Exercise:
Pick up the blog post about Sunday church at the pastor's home where it stops, and keep writing it.

Given passage:
Sunday, September 2, 2007

Sunday Thoughts - For Free!


"Church Picnic" by Faith Ringgold
Image Courtesy of allposters.com

Today the new church my girls and I have been attending met at the pastor's home. As they are our next-door neighbors, the jaunt to church this morning was an especially quick one! They are a young church that commonly meets in a school, but when holidays come round and folks are out of town, they'll often save money on the rent of the space and instead meet in their home.

This was their once-a-month family meal as well and so we all brought a dish to share. We had some time for a lesson this morning, but more time was spent in fellowship than anything else and it was quite lovely.

One conversation I had with a young woman who works in a new age bookstore was interesting. I asked her how she felt about working there and if she felt she had a strong witness (not pressing people into believing what she believes, but just by her life and choices, is what I mean). She said she loves working there, but that she did not feel like she had a strong witness. I told her I could understand. I used to follow a number of new age/pagan paths for 10 years before I came back to Christ. I felt then that my beliefs were generally the same as any other person on a spiritual path and that mostly it was just that Christians were less tolerant.

Layout annotation data:
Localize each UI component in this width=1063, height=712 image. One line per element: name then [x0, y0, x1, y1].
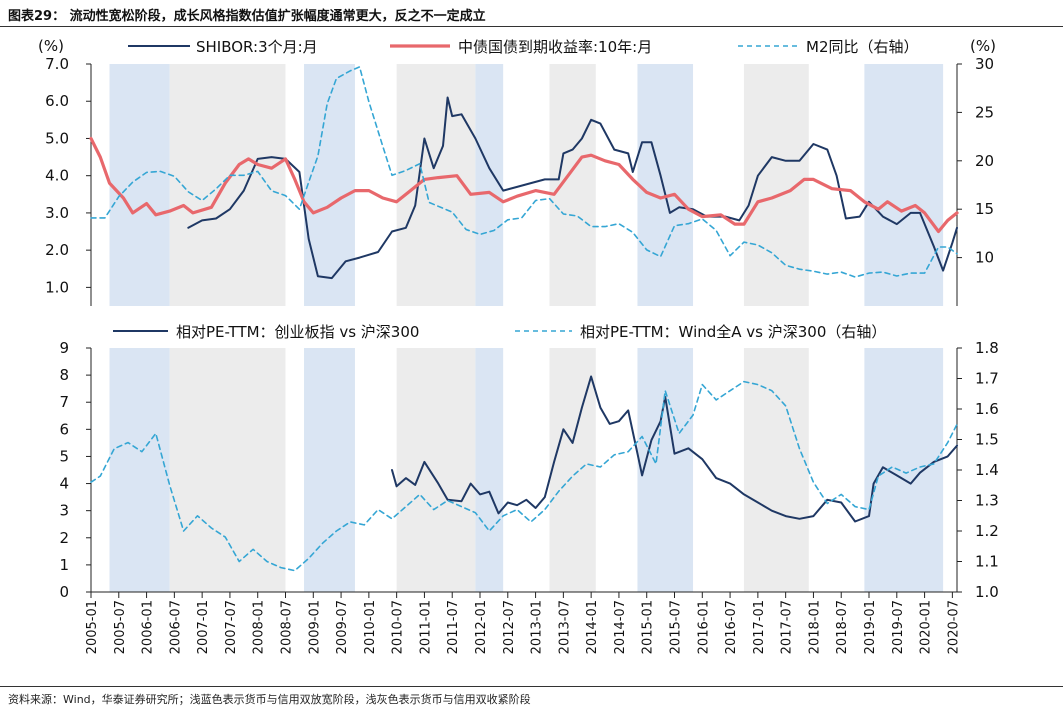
right-tick-label: 1.6 [975, 400, 999, 418]
x-tick-label: 2018-07 [835, 600, 850, 654]
left-tick-label: 4 [59, 475, 69, 493]
x-tick-label: 2011-01 [418, 600, 433, 654]
right-tick-label: 1.1 [975, 553, 999, 571]
figure-title: 图表29： 流动性宽松阶段，成长风格指数估值扩张幅度通常更大，反之不一定成立 [8, 9, 486, 24]
x-tick-label: 2019-07 [891, 600, 906, 654]
left-tick-label: 1.0 [45, 278, 69, 296]
x-tick-label: 2008-07 [280, 600, 295, 654]
x-tick-label: 2014-07 [613, 600, 628, 654]
series-line-0-0 [187, 96, 958, 280]
right-tick-label: 1.5 [975, 431, 999, 449]
x-tick-label: 2017-07 [780, 600, 795, 654]
left-tick-label: 6.0 [45, 92, 69, 110]
x-tick-label: 2013-01 [530, 600, 545, 654]
shaded-period-blue-0-8 [864, 64, 944, 306]
title-rule [0, 26, 1063, 27]
source-note: 资料来源：Wind，华泰证券研究所；浅蓝色表示货币与信用双放宽阶段，浅灰色表示货… [8, 693, 531, 706]
left-tick-label: 0 [59, 583, 69, 601]
right-tick-label: 30 [975, 55, 994, 73]
left-tick-label: 3 [59, 502, 69, 520]
shaded-period-blue-1-6 [637, 348, 694, 592]
x-tick-label: 2017-01 [752, 600, 767, 654]
x-tick-label: 2015-01 [641, 600, 656, 654]
x-tick-label: 2006-01 [141, 600, 156, 654]
x-tick-label: 2012-01 [474, 600, 489, 654]
x-tick-label: 2006-07 [168, 600, 183, 654]
left-tick-label: 3.0 [45, 204, 69, 222]
x-tick-label: 2016-07 [724, 600, 739, 654]
x-tick-label: 2019-01 [863, 600, 878, 654]
left-tick-label: 2 [59, 529, 69, 547]
legend-label-0-2: M2同比（右轴） [806, 38, 919, 56]
series-line-1-1 [90, 380, 958, 572]
x-tick-label: 2007-07 [224, 600, 239, 654]
x-tick-label: 2011-07 [446, 600, 461, 654]
left-tick-label: 7.0 [45, 55, 69, 73]
series-line-1-0 [391, 375, 958, 523]
legend-label-1-1: 相对PE-TTM：Wind全A vs 沪深300（右轴） [580, 323, 886, 341]
right-tick-label: 20 [975, 152, 994, 170]
right-tick-label: 1.0 [975, 583, 999, 601]
shaded-period-gray-1-7 [743, 348, 809, 592]
x-tick-label: 2008-01 [252, 600, 267, 654]
left-tick-label: 7 [59, 393, 69, 411]
shaded-period-gray-0-1 [169, 64, 286, 306]
x-tick-label: 2009-07 [335, 600, 350, 654]
legend-label-1-0: 相对PE-TTM：创业板指 vs 沪深300 [176, 323, 419, 341]
left-tick-label: 5 [59, 447, 69, 465]
legend-label-0-1: 中债国债到期收益率:10年:月 [458, 38, 652, 56]
right-axis-unit: (%) [970, 37, 996, 55]
left-axis-unit: (%) [38, 37, 64, 55]
left-tick-label: 5.0 [45, 129, 69, 147]
left-tick-label: 8 [59, 366, 69, 384]
right-tick-label: 25 [975, 103, 994, 121]
left-tick-label: 2.0 [45, 241, 69, 259]
right-tick-label: 1.4 [975, 461, 999, 479]
shaded-period-blue-1-2 [304, 348, 355, 592]
right-tick-label: 1.3 [975, 492, 999, 510]
shaded-period-blue-1-0 [109, 348, 170, 592]
right-tick-label: 1.7 [975, 370, 999, 388]
x-tick-label: 2013-07 [557, 600, 572, 654]
left-tick-label: 9 [59, 339, 69, 357]
x-tick-label: 2005-07 [113, 600, 128, 654]
x-tick-label: 2010-07 [391, 600, 406, 654]
shaded-period-blue-1-8 [864, 348, 944, 592]
shaded-period-blue-0-0 [109, 64, 170, 306]
x-tick-label: 2018-01 [807, 600, 822, 654]
x-tick-label: 2009-01 [307, 600, 322, 654]
left-tick-label: 1 [59, 556, 69, 574]
left-tick-label: 6 [59, 420, 69, 438]
x-tick-label: 2020-07 [946, 600, 961, 654]
x-tick-label: 2005-01 [85, 600, 100, 654]
x-tick-label: 2016-01 [696, 600, 711, 654]
x-tick-label: 2014-01 [585, 600, 600, 654]
shaded-period-gray-0-5 [549, 64, 596, 306]
x-tick-label: 2007-01 [196, 600, 211, 654]
series-line-0-1 [89, 136, 959, 234]
shaded-period-blue-0-6 [637, 64, 694, 306]
shaded-period-gray-1-1 [169, 348, 286, 592]
x-tick-label: 2010-01 [363, 600, 378, 654]
x-tick-label: 2015-07 [669, 600, 684, 654]
shaded-period-blue-1-4 [475, 348, 504, 592]
left-tick-label: 4.0 [45, 167, 69, 185]
right-tick-label: 1.2 [975, 522, 999, 540]
series-line-0-2 [90, 66, 958, 278]
shaded-period-gray-1-3 [396, 348, 476, 592]
legend-label-0-0: SHIBOR:3个月:月 [196, 38, 318, 56]
right-tick-label: 15 [975, 200, 994, 218]
x-tick-label: 2012-07 [502, 600, 517, 654]
source-rule [0, 686, 1063, 687]
right-tick-label: 10 [975, 249, 994, 267]
shaded-period-blue-0-2 [304, 64, 355, 306]
right-tick-label: 1.8 [975, 339, 999, 357]
x-tick-label: 2020-01 [919, 600, 934, 654]
shaded-period-blue-0-4 [475, 64, 504, 306]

Answer for the task:
We spoke, too, of what changed my mind about that. The answers to that are really too long and numerous to put into one post, but a few major things are these:

1) On the surface it seemed that most world religions were the same. It is true that many share many of the same philosophies. But the deeper I went into any other religions, there were places where I stopped short and could go no further. Truth was not revealed to me there.

2) I was burdened by many teachings that told me that my enlightenment or salvation was up to me. People speak lightly, often, of good or bad karma, but the tally list was too much for me to bear. One teacher spoke to me about my chakras being so "clear" and said I really ought to join him in a teaching weekend that included sitting 10 hours in meditation. "Is this what it takes?" I wondered? I knew I didn't have that in me. I wasn't prepared to separate myself so much from the world. Did that condemn me to another go-round at life? I wanted to be a wife and mother. Would that cause me to be too attached and therefore cost me another lifetime when I may, instead, then choose the life of a monk or teacher and at that point work my way closer to nirvana?

God shows me through His law what He required. And then He showed me through the sacrifice of Christ that He understood that the tally would be too much for me to bear: that I could not do it - in any lifetime - and that He would do it for me. It was more than sweet relief to me!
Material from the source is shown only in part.